_Given problem_:
Write out the full listing again, exactly as it stands.

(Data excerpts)
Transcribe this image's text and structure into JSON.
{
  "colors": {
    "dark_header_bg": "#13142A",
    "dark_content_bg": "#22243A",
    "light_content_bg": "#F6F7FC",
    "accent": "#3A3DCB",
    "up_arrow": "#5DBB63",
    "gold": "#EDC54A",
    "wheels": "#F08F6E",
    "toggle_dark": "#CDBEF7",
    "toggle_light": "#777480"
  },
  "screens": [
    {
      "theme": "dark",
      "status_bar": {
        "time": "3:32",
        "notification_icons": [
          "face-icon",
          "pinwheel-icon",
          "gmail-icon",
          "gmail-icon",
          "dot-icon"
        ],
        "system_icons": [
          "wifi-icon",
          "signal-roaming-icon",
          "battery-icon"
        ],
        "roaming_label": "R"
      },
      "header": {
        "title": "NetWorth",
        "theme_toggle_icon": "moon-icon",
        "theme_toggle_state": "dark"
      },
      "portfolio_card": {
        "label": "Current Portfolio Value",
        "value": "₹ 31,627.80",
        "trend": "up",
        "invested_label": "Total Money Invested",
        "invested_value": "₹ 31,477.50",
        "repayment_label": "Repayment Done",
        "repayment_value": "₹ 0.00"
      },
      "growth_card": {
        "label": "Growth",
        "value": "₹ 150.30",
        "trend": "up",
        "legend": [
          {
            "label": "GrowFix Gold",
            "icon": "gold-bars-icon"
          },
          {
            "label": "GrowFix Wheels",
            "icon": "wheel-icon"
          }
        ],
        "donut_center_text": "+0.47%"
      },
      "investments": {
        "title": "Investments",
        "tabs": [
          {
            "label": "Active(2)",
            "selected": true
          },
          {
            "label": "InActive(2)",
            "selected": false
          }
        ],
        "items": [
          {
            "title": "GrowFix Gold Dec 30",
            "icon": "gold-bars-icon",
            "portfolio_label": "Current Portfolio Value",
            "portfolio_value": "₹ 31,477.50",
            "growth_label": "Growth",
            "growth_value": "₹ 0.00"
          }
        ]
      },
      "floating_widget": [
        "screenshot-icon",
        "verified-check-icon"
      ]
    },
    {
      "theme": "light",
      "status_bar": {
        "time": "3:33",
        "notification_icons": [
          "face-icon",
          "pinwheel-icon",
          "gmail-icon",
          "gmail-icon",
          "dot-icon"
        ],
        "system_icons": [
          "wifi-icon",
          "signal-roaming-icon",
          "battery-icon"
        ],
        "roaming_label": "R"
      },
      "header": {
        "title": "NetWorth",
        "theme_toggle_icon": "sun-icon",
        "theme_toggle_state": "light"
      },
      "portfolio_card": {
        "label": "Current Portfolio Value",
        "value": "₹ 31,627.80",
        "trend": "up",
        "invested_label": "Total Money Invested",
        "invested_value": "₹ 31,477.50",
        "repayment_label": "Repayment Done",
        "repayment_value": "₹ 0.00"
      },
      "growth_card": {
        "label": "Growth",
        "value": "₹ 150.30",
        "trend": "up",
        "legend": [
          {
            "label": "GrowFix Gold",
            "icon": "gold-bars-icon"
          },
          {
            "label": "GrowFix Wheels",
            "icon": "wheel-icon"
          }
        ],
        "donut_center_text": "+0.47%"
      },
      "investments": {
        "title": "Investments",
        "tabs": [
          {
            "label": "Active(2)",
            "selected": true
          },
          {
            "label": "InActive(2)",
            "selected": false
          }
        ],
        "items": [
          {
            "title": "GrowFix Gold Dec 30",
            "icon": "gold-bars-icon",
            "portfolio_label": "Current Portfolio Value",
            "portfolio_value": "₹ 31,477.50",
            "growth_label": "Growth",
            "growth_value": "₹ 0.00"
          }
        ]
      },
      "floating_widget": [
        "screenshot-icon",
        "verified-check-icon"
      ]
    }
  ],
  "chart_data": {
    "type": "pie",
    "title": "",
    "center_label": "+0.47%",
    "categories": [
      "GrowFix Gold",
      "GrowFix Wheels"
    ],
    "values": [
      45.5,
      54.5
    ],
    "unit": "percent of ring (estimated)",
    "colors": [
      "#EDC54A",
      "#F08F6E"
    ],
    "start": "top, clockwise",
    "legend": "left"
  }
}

_Full solution_:
Transcribe this image's text and structure into JSON.
{
  "colors": {
    "dark_header_bg": "#13142A",
    "dark_content_bg": "#22243A",
    "light_content_bg": "#F6F7FC",
    "accent": "#3A3DCB",
    "up_arrow": "#5DBB63",
    "gold": "#EDC54A",
    "wheels": "#F08F6E",
    "toggle_dark": "#CDBEF7",
    "toggle_light": "#777480"
  },
  "screens": [
    {
      "theme": "dark",
      "status_bar": {
        "time": "3:32",
        "notification_icons": [
          "face-icon",
          "pinwheel-icon",
          "gmail-icon",
          "gmail-icon",
          "dot-icon"
        ],
        "system_icons": [
          "wifi-icon",
          "signal-roaming-icon",
          "battery-icon"
        ],
        "roaming_label": "R"
      },
      "header": {
        "title": "NetWorth",
        "theme_toggle_icon": "moon-icon",
        "theme_toggle_state": "dark"
      },
      "portfolio_card": {
        "label": "Current Portfolio Value",
        "value": "₹ 31,627.80",
        "trend": "up",
        "invested_label": "Total Money Invested",
        "invested_value": "₹ 31,477.50",
        "repayment_label": "Repayment Done",
        "repayment_value": "₹ 0.00"
      },
      "growth_card": {
        "label": "Growth",
        "value": "₹ 150.30",
        "trend": "up",
        "legend": [
          {
            "label": "GrowFix Gold",
            "icon": "gold-bars-icon"
          },
          {
            "label": "GrowFix Wheels",
            "icon": "wheel-icon"
          }
        ],
        "donut_center_text": "+0.47%"
      },
      "investments": {
        "title": "Investments",
        "tabs": [
          {
            "label": "Active(2)",
            "selected": true
          },
          {
            "label": "InActive(2)",
            "selected": false
          }
        ],
        "items": [
          {
            "title": "GrowFix Gold Dec 30",
            "icon": "gold-bars-icon",
            "portfolio_label": "Current Portfolio Value",
            "portfolio_value": "₹ 31,477.50",
            "growth_label": "Growth",
            "growth_value": "₹ 0.00"
          }
        ]
      },
      "floating_widget": [
        "screenshot-icon",
        "verified-check-icon"
      ]
    },
    {
      "theme": "light",
      "status_bar": {
        "time": "3:33",
        "notification_icons": [
          "face-icon",
          "pinwheel-icon",
          "gmail-icon",
          "gmail-icon",
          "dot-icon"
        ],
        "system_icons": [
          "wifi-icon",
          "signal-roaming-icon",
          "battery-icon"
        ],
        "roaming_label": "R"
      },
      "header": {
        "title": "NetWorth",
        "theme_toggle_icon": "sun-icon",
        "theme_toggle_state": "light"
      },
      "portfolio_card": {
        "label": "Current Portfolio Value",
        "value": "₹ 31,627.80",
        "trend": "up",
        "invested_label": "Total Money Invested",
        "invested_value": "₹ 31,477.50",
        "repayment_label": "Repayment Done",
        "repayment_value": "₹ 0.00"
      },
      "growth_card": {
        "label": "Growth",
        "value": "₹ 150.30",
        "trend": "up",
        "legend": [
          {
            "label": "GrowFix Gold",
            "icon": "gold-bars-icon"
          },
          {
            "label": "GrowFix Wheels",
            "icon": "wheel-icon"
          }
        ],
        "donut_center_text": "+0.47%"
      },
      "investments": {
        "title": "Investments",
        "tabs": [
          {
            "label": "Active(2)",
            "selected": true
          },
          {
            "label": "InActive(2)",
            "selected": false
          }
        ],
        "items": [
          {
            "title": "GrowFix Gold Dec 30",
            "icon": "gold-bars-icon",
            "portfolio_label": "Current Portfolio Value",
            "portfolio_value": "₹ 31,477.50",
            "growth_label": "Growth",
            "growth_value": "₹ 0.00"
          }
        ]
      },
      "floating_widget": [
        "screenshot-icon",
        "verified-check-icon"
      ]
    }
  ],
  "chart_data": {
    "type": "pie",
    "title": "",
    "center_label": "+0.47%",
    "categories": [
      "GrowFix Gold",
      "GrowFix Wheels"
    ],
    "values": [
      45.5,
      54.5
    ],
    "unit": "percent of ring (estimated)",
    "colors": [
      "#EDC54A",
      "#F08F6E"
    ],
    "start": "top, clockwise",
    "legend": "left"
  }
}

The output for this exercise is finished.